EXERCISE REQUIREMENTS
Collect each line holding the string "عنيبة".

+++ INFORMATION GIVEN

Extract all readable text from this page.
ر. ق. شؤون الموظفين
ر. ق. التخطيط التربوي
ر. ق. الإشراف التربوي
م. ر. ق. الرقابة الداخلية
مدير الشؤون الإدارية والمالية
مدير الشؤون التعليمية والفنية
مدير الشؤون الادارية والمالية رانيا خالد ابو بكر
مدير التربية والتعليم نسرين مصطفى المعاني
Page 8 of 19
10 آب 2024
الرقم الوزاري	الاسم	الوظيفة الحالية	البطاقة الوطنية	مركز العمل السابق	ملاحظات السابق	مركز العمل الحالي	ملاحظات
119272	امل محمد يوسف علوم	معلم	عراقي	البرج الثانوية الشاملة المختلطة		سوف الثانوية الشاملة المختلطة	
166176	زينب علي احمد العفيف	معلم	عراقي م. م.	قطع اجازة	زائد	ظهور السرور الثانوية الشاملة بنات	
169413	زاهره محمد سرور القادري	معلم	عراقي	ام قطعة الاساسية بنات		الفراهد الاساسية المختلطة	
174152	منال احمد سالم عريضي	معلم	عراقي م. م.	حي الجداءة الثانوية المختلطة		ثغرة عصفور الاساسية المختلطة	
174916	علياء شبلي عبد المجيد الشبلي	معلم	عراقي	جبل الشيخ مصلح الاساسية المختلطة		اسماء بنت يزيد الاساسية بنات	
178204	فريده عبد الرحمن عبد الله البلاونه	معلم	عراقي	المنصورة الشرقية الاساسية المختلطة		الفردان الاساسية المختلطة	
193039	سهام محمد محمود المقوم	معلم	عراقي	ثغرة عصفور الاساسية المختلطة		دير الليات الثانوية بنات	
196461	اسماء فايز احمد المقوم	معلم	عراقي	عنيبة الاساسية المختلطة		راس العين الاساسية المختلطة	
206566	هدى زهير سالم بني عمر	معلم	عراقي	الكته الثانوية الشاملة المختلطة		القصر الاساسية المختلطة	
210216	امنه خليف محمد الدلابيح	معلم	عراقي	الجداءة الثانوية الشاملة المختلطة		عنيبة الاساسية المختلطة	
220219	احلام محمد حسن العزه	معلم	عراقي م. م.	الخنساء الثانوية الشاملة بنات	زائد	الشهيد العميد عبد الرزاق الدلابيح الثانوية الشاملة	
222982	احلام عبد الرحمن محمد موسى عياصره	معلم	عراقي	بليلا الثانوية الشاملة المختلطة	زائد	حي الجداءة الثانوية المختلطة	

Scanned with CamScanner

++++++

ANSWER TO THIS PROBLEM
196461	اسماء فايز احمد المقوم	معلم	عراقي	عنيبة الاساسية المختلطة		راس العين الاساسية المختلطة	
210216	امنه خليف محمد الدلابيح	معلم	عراقي	الجداءة الثانوية الشاملة المختلطة		عنيبة الاساسية المختلطة	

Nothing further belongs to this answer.